→ EXCERPT
Personally-after having had an"episode" with a single mom with child- I have narrowed my focus even more to exclude women with kids from my possibility list.
Why? Because I am needy?!
No-au contraire...because I know that a mother's priority is always going to be child-first and foremost.
I suppose if I absolutely fell in love with the Mom and also her child (or kids-plural) ,I might consider hanging in there during the relationship growth phase.

That said- and knowing what I know now (having dated two women in my life with a kid) I would continue to date other people just to cover the bases(while seeing the single mom), because... as I said, a woman who is a parent will always put the kid and probably herself way before she'll open her life up to share with a new man.
Remember-she has already "been to the circus" and mere chemistry is not as attractive as it was before giving birth.

They(the divorced moms) are looking for someone who will either A) stick around, B) be a good surrogate father to their kid, or C) No Strings hot and heavy sex with no long term threat.(so if you were starting to fall for her-this could've scared her off.)

→ EXERCISE TASK
Quote the passage of the post about dating single mothers that begins with the words "Personally-after having had" and ends with "child-first and foremost.".

→ INFORMATION PROVIDED
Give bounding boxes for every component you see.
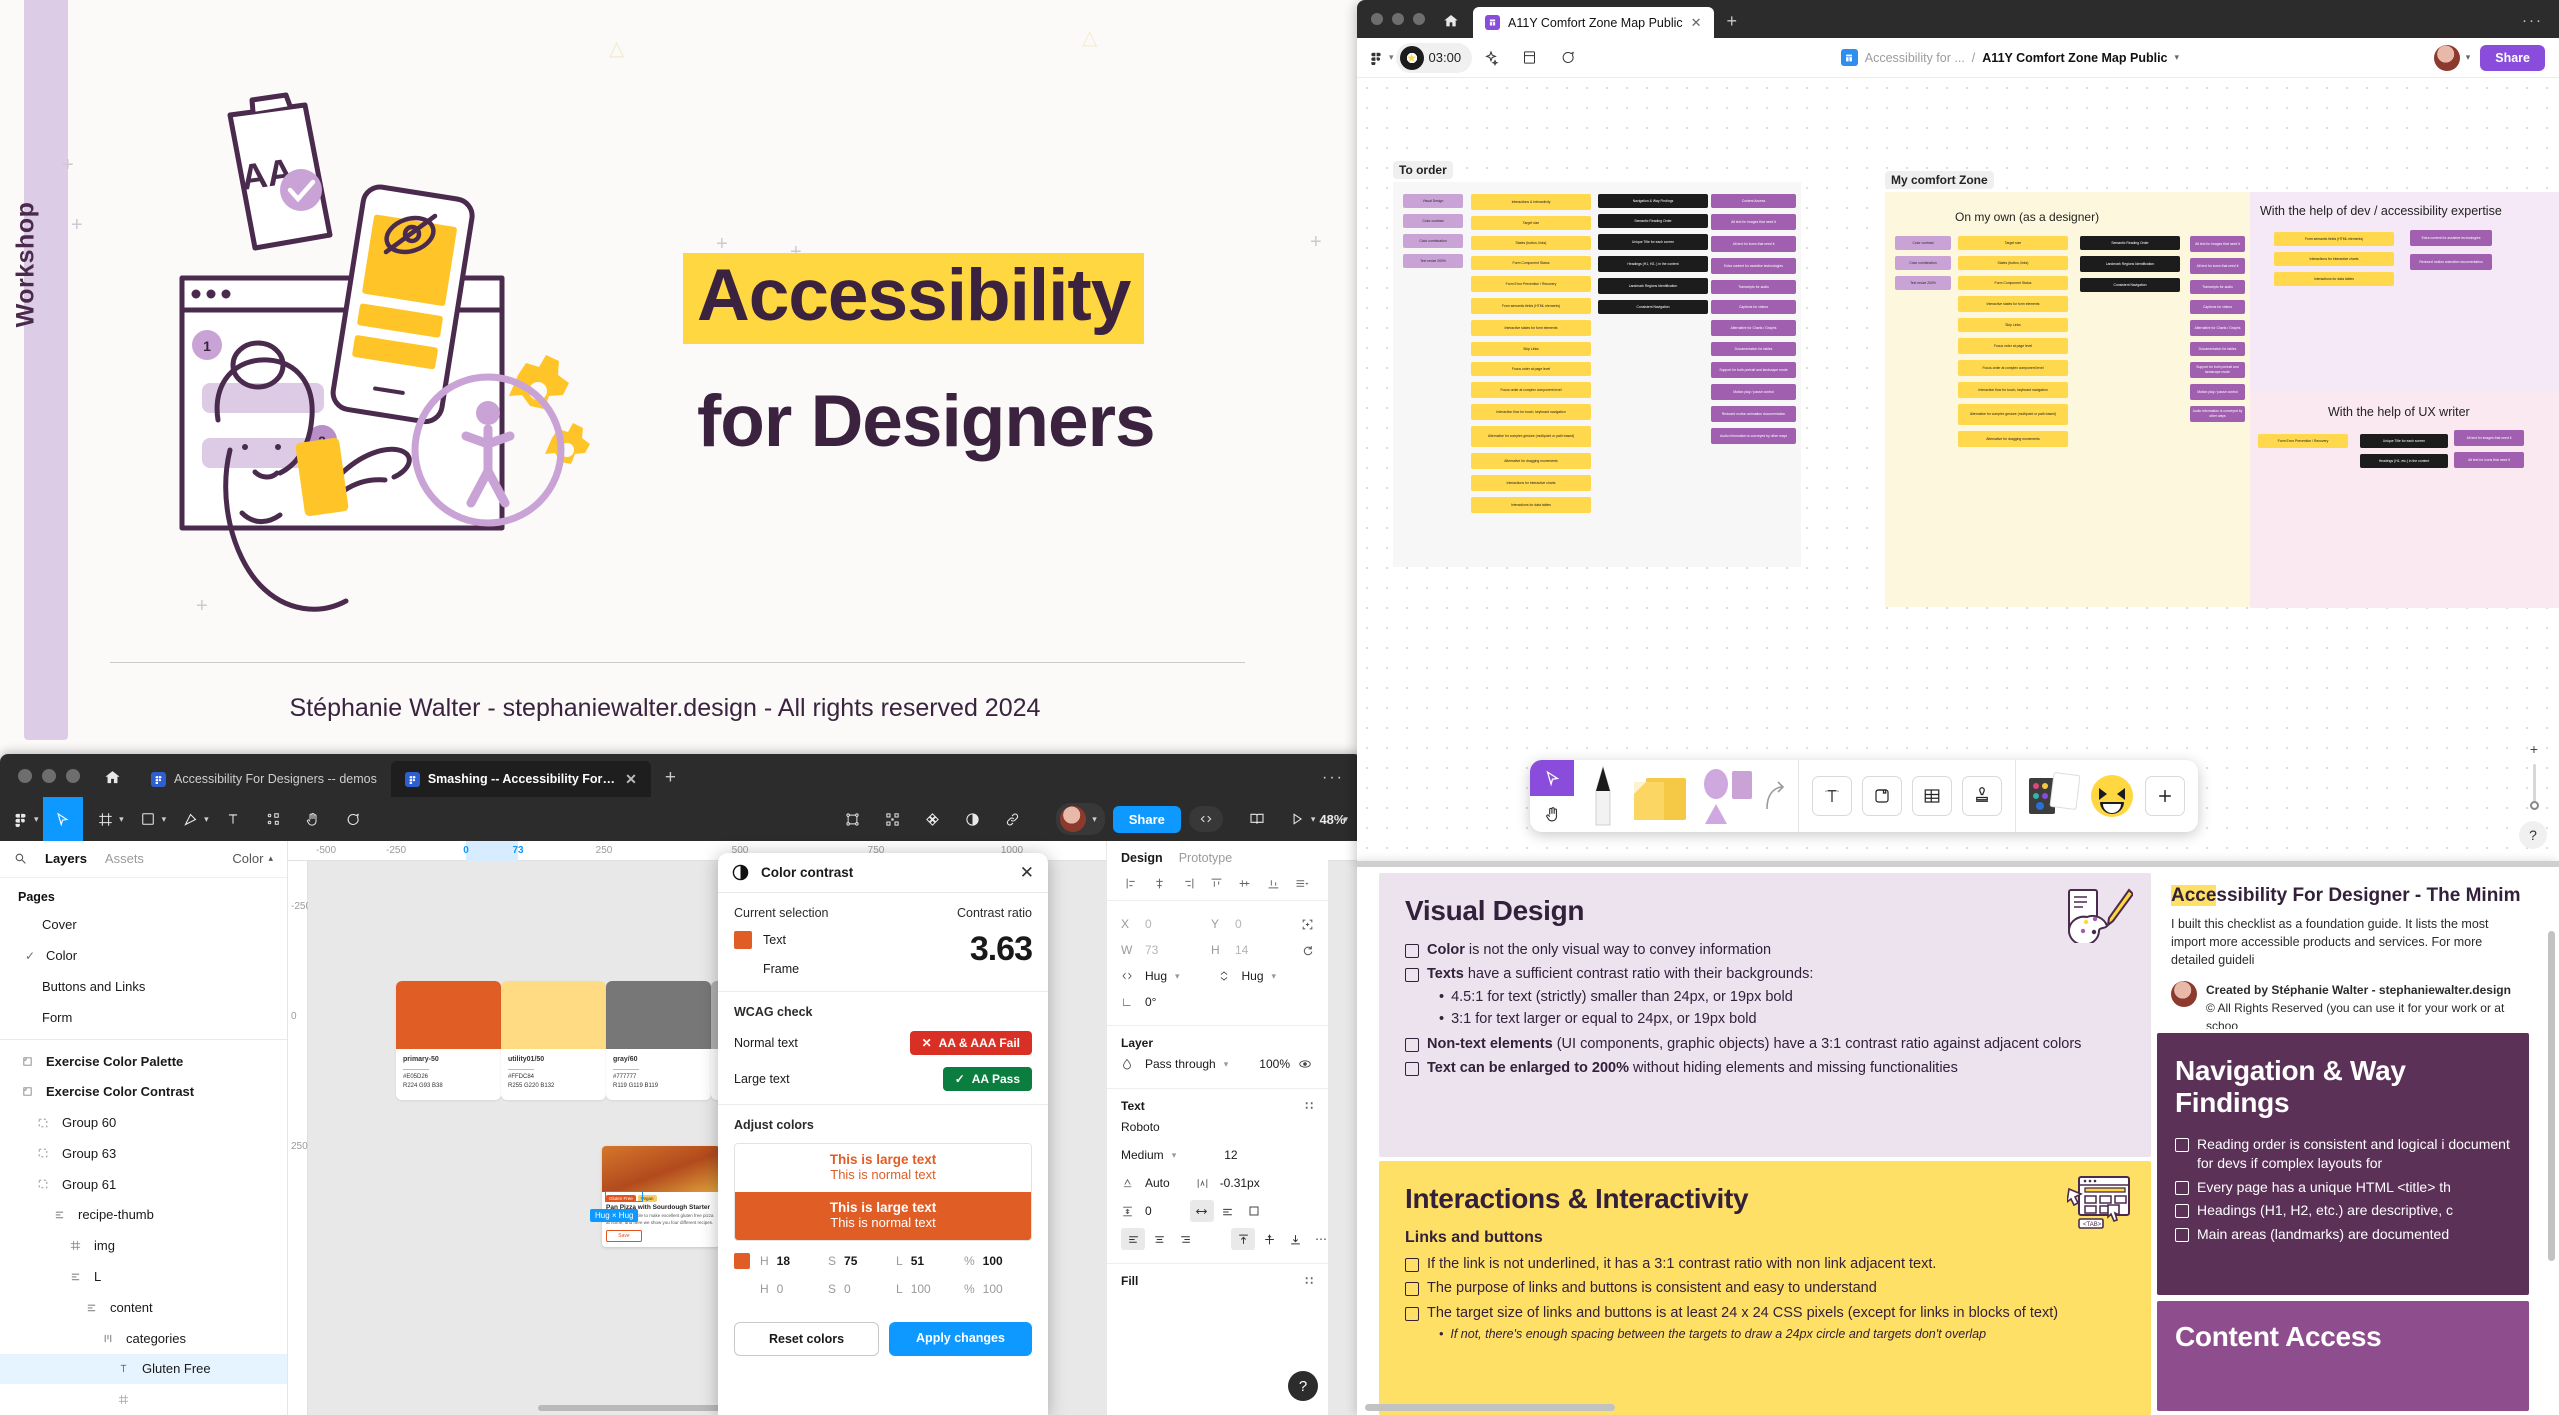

→ RESPONSE TO THE EXERCISE
Personally-after having had an"episode" with a single mom with child- I have narrowed my focus even more to exclude women with kids from my possibility list.
Why? Because I am needy?!
No-au contraire...because I know that a mother's priority is always going to be child-first and foremost.